#### Exercise data
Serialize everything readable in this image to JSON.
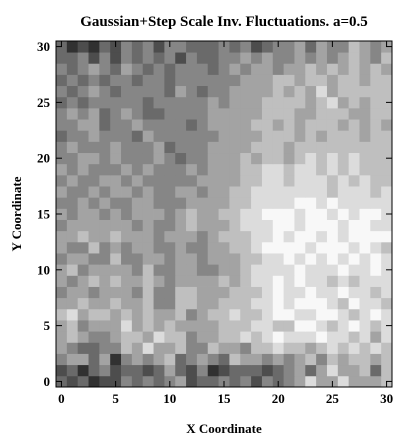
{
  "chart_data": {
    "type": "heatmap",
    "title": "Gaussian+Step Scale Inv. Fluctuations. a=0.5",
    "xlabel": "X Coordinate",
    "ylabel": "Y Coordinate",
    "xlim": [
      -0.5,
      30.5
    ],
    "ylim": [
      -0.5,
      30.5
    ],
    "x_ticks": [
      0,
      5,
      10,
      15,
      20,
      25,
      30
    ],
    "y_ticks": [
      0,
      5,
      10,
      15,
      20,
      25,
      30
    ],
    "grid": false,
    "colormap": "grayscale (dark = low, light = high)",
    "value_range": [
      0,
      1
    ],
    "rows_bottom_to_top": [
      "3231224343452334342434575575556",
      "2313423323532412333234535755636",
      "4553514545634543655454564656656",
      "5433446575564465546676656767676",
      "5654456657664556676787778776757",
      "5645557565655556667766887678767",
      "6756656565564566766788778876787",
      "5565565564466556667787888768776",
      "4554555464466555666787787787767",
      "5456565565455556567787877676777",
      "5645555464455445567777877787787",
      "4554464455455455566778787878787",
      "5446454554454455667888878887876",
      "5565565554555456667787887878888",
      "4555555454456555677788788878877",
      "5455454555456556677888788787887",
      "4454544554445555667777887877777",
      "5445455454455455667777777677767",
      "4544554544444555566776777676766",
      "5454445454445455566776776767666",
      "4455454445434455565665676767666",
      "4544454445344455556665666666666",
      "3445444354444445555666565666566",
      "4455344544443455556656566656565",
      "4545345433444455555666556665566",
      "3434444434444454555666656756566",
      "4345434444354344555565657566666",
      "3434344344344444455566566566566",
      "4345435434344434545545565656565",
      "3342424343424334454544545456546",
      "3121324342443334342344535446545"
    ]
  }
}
########
Determine how many lines of the listing hold the word "Coordinate" and reply with that figure alone.

-- Answer to the problem --
2